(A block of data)
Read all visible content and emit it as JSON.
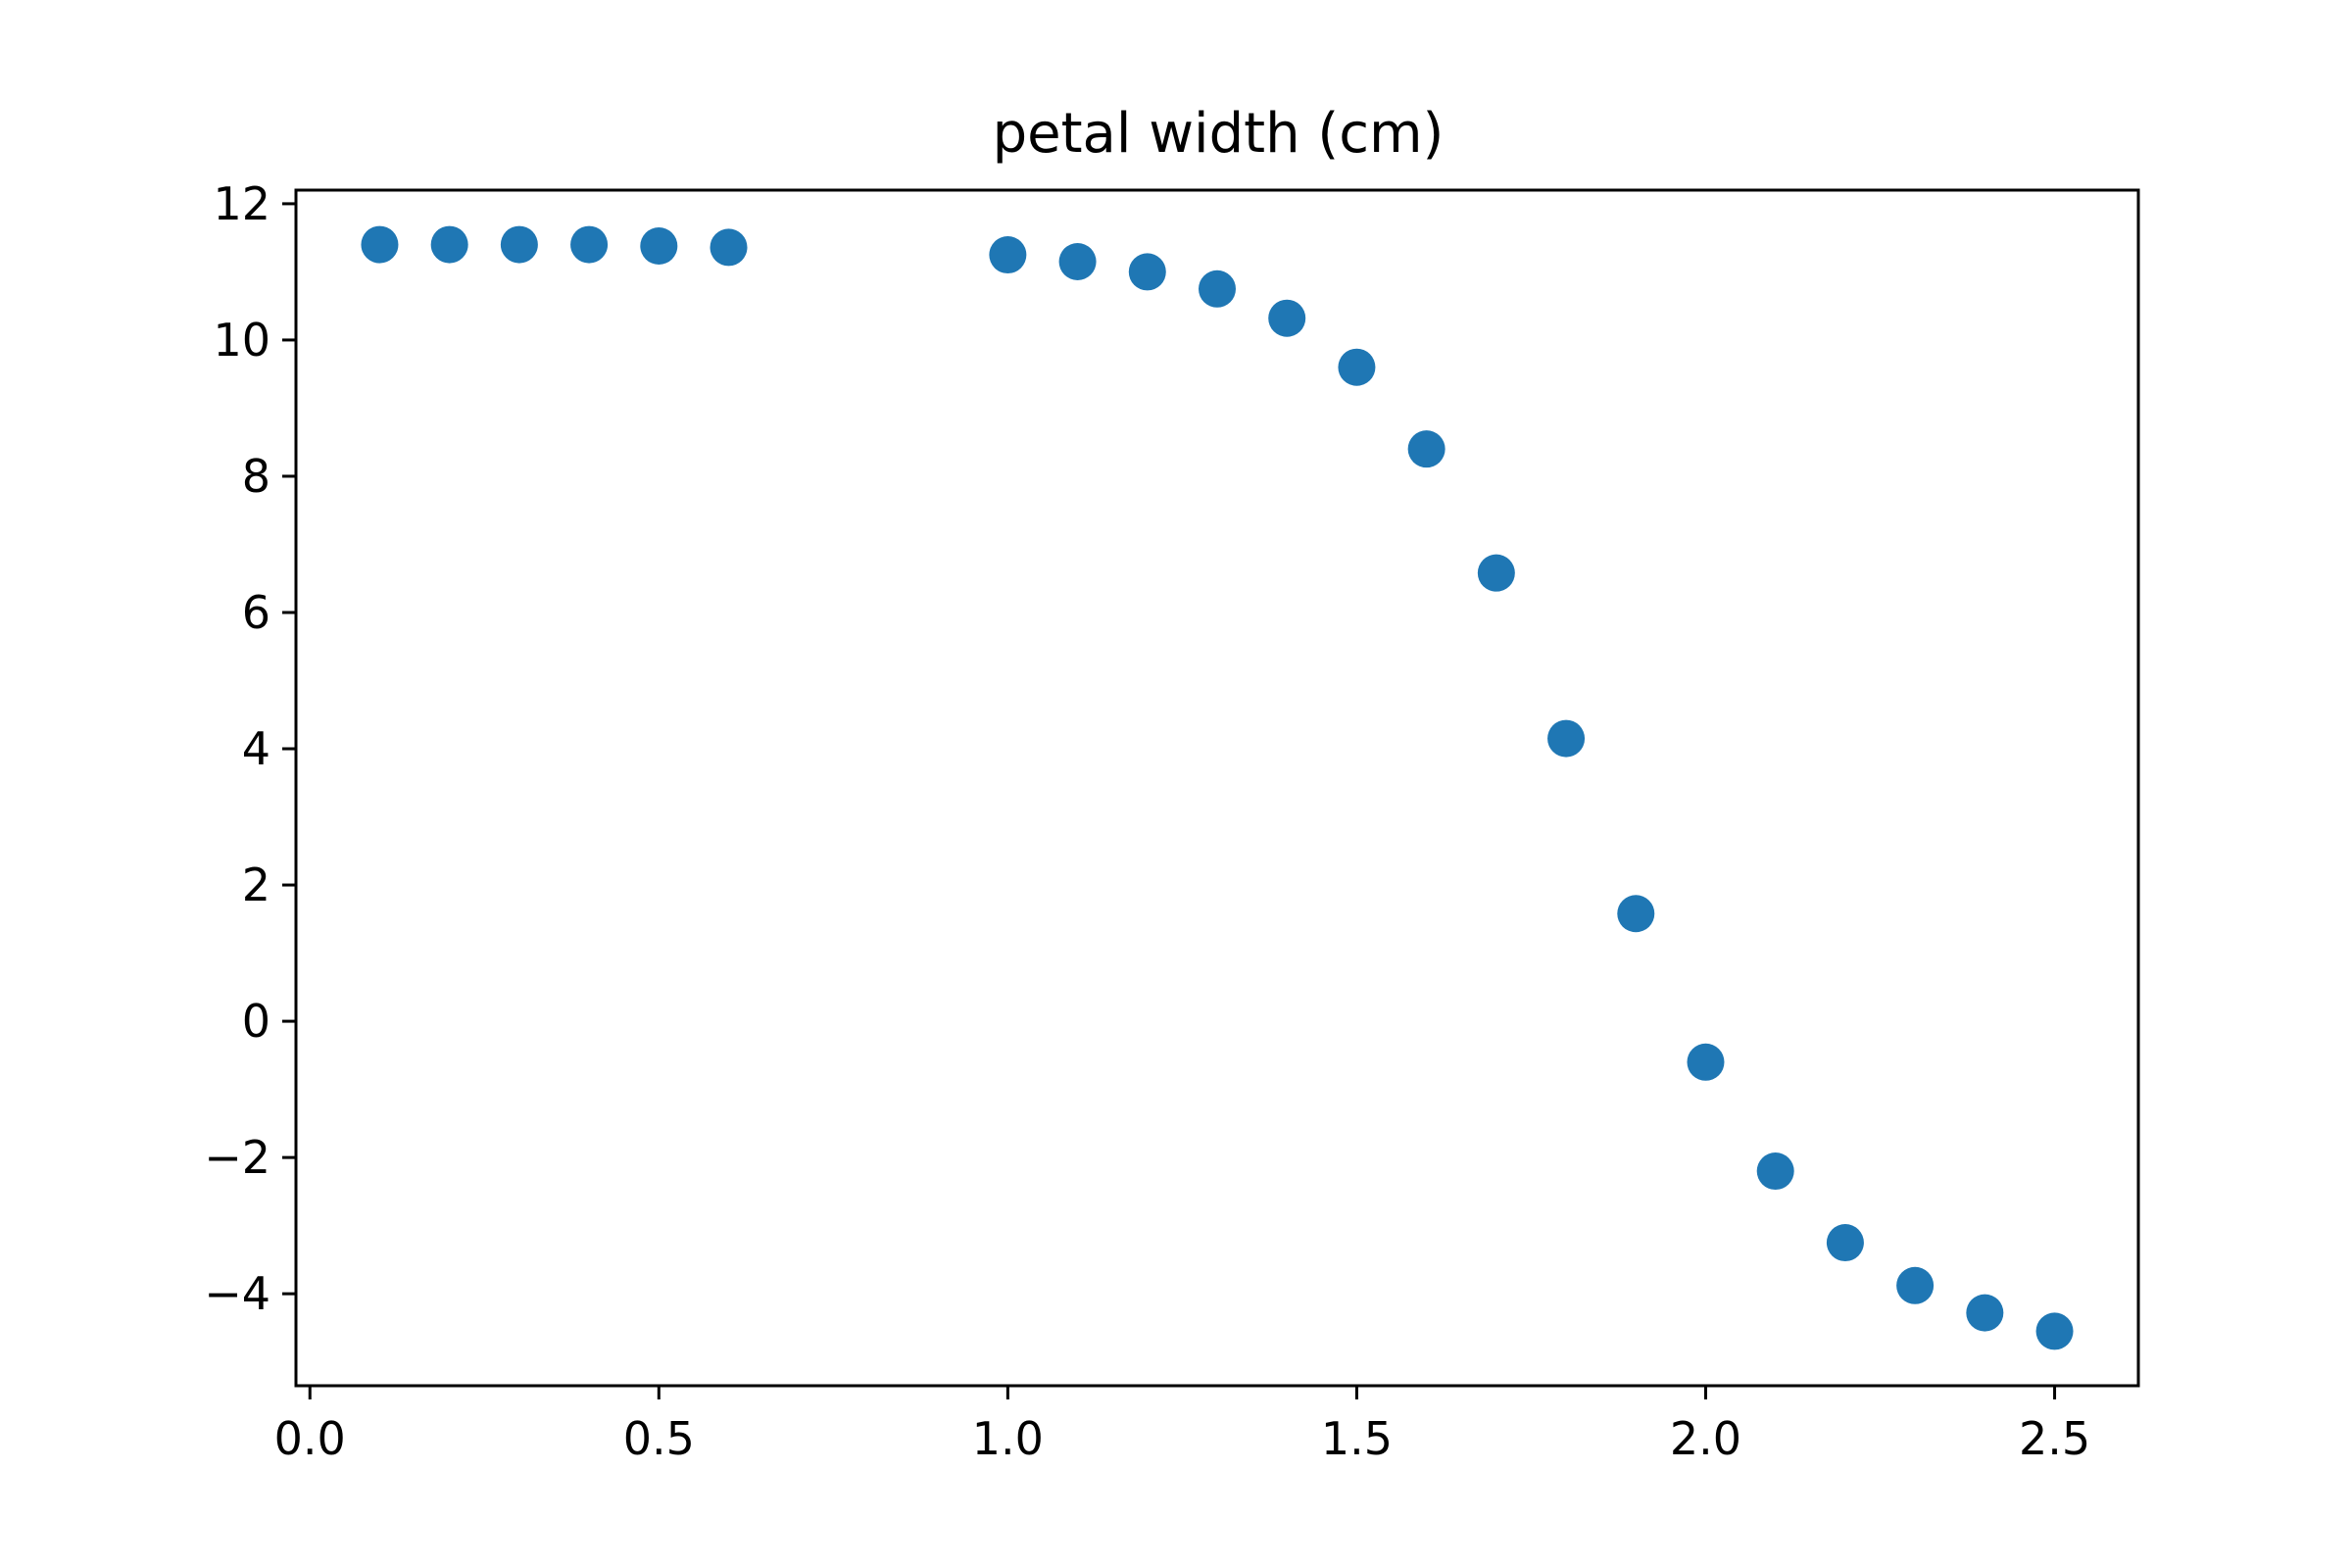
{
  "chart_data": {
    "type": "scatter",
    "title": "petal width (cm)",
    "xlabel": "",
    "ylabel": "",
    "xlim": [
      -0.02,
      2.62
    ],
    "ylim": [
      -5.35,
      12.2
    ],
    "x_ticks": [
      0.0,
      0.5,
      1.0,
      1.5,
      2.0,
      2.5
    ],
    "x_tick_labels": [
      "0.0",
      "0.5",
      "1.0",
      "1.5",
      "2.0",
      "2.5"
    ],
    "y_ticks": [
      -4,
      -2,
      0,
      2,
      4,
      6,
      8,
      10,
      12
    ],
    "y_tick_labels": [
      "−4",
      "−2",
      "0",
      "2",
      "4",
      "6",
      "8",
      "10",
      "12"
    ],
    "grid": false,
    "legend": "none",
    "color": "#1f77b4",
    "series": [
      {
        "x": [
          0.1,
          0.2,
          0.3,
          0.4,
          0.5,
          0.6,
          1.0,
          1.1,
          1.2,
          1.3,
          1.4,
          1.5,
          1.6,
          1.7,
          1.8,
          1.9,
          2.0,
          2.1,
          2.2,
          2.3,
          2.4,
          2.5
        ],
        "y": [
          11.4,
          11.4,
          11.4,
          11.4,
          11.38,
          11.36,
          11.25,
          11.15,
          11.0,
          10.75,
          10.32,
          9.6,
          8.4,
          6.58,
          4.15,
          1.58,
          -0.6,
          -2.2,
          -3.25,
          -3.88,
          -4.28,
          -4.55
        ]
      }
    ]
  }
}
==
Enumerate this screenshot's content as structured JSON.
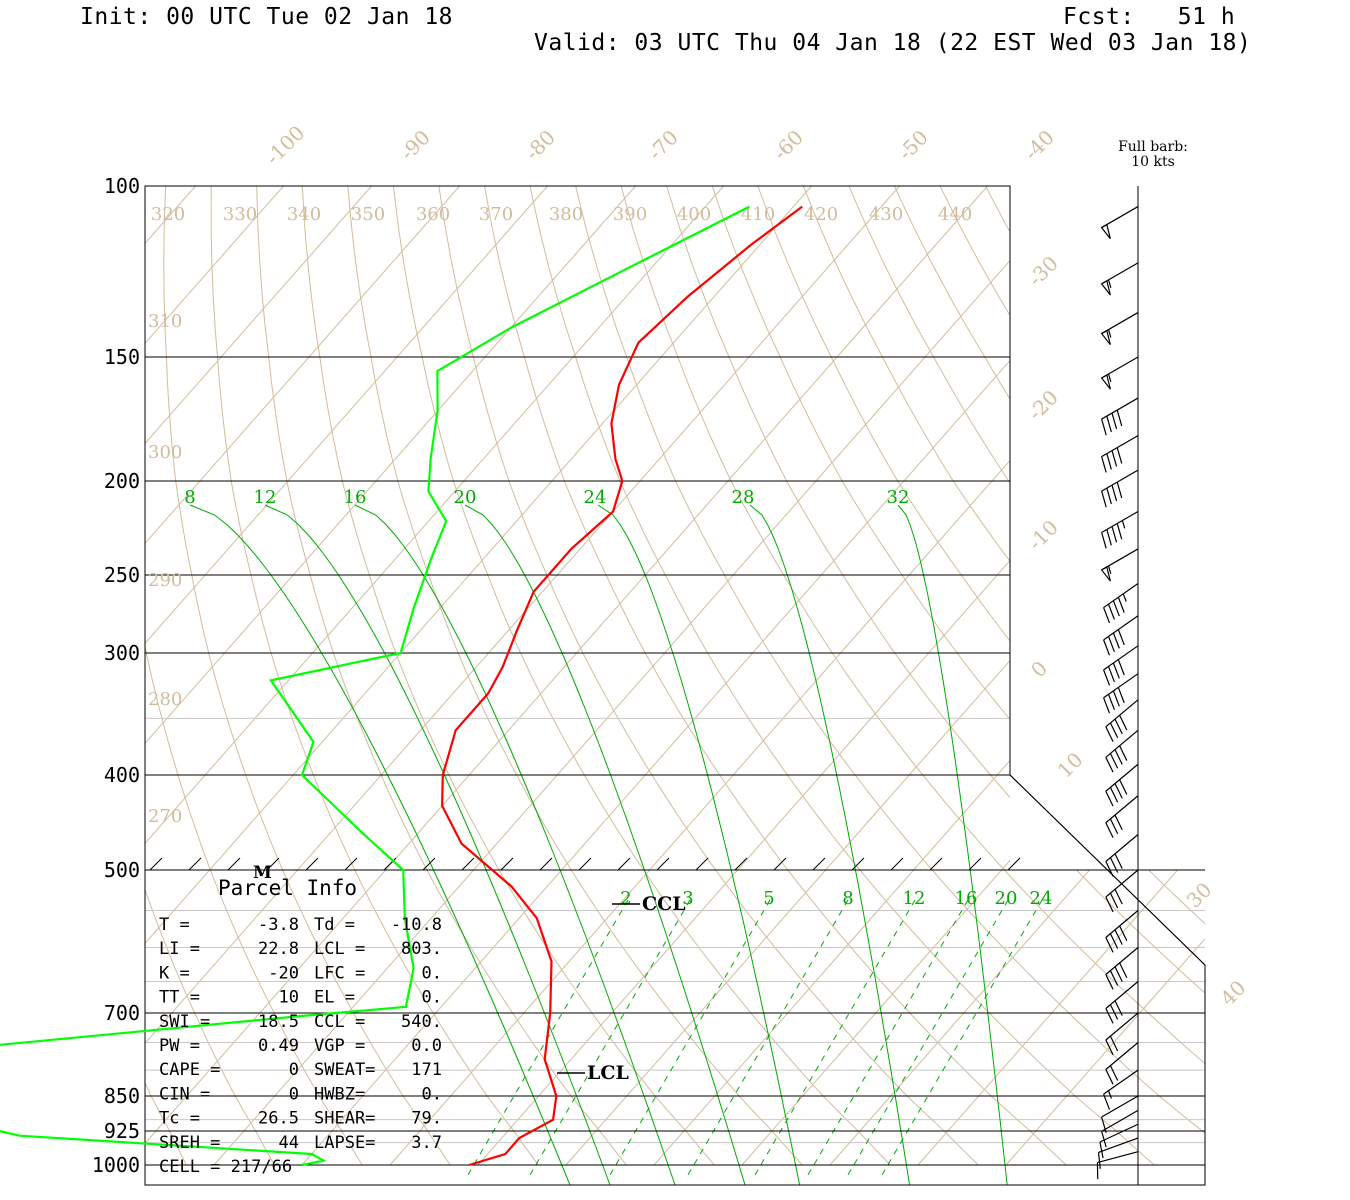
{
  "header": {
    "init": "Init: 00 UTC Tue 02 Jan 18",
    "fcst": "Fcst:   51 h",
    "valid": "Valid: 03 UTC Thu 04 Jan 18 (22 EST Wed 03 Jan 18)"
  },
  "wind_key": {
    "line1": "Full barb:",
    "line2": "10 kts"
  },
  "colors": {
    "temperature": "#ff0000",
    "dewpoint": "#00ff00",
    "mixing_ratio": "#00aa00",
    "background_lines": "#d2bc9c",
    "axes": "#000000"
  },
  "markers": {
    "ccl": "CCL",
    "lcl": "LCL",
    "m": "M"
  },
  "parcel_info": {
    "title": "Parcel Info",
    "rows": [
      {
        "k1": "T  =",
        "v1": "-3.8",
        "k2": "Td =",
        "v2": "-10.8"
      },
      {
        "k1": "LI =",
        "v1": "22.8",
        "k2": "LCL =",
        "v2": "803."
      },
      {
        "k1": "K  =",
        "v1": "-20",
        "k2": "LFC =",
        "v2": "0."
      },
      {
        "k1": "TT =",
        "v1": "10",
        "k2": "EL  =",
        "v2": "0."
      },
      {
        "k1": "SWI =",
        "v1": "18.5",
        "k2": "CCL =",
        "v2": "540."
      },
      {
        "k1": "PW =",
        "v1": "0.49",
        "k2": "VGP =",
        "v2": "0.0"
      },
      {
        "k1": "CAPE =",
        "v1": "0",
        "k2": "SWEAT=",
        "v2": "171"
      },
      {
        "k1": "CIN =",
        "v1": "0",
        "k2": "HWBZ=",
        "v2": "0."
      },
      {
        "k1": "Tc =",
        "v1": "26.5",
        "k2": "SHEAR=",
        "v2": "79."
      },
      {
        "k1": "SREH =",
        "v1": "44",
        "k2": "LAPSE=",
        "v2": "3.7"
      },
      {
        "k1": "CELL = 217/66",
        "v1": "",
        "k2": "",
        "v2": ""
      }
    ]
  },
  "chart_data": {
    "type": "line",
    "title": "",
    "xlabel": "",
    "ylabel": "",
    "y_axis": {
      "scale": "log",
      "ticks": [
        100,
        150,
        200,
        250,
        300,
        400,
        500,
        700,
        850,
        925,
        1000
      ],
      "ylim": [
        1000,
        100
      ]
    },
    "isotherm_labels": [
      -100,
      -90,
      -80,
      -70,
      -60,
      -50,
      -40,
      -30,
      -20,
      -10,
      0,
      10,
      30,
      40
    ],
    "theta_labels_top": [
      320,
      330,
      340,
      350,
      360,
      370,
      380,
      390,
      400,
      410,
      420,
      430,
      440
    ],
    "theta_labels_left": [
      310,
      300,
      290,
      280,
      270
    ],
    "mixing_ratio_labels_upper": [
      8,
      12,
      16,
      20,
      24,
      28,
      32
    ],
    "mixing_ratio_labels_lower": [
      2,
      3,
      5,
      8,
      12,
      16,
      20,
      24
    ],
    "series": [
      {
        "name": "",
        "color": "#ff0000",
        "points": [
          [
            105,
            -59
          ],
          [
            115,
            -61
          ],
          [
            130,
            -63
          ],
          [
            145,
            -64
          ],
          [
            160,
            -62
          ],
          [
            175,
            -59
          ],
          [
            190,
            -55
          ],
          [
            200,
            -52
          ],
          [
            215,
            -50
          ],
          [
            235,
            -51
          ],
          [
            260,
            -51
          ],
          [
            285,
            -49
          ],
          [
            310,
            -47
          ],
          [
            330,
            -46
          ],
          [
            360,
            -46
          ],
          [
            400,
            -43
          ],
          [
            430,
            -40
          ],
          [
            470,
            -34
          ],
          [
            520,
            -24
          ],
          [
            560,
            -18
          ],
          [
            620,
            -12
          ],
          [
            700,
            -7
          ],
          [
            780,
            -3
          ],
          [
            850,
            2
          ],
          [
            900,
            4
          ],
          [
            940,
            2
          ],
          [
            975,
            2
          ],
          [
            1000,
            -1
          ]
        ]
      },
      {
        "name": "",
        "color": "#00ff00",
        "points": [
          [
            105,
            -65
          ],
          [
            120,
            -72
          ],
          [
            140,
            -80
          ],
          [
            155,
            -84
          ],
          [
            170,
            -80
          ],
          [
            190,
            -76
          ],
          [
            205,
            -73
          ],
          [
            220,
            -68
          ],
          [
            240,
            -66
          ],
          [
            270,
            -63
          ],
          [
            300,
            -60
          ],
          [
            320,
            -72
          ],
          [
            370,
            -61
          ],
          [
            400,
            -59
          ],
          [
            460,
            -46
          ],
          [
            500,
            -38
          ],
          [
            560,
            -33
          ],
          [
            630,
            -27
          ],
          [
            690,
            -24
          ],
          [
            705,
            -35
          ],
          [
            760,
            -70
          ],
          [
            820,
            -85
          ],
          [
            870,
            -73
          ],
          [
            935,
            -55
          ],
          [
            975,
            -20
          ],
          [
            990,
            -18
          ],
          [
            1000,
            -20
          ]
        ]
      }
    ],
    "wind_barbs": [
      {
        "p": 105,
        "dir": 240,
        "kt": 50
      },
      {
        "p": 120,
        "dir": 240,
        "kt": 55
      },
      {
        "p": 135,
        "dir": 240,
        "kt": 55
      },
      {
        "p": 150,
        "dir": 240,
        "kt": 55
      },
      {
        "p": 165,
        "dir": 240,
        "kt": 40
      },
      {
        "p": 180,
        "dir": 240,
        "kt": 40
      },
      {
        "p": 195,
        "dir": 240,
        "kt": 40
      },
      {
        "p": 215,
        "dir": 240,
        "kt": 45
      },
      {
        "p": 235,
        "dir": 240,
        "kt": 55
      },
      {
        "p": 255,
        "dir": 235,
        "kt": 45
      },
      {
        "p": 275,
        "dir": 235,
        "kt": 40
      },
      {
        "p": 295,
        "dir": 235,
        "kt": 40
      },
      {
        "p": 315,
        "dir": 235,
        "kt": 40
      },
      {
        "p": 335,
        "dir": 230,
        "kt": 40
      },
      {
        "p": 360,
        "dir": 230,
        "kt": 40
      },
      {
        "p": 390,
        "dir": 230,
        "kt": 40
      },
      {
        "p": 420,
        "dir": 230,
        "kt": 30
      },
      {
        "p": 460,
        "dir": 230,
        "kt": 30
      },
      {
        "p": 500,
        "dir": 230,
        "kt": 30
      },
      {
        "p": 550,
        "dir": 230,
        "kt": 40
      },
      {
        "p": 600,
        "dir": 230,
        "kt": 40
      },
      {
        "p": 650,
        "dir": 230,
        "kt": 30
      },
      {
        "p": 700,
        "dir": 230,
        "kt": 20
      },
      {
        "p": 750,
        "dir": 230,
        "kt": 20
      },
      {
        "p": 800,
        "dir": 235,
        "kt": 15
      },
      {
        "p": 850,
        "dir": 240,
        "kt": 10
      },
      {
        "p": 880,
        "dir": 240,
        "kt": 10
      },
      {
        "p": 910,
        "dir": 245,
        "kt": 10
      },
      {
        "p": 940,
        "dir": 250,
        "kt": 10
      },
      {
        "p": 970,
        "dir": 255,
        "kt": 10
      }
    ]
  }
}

* Exercise task
Read through the data and copy every line where "JSON" shows up.

* Output for this task
Read all visible content and emit it as JSON.
Enumerate this screenshot's content as structured JSON.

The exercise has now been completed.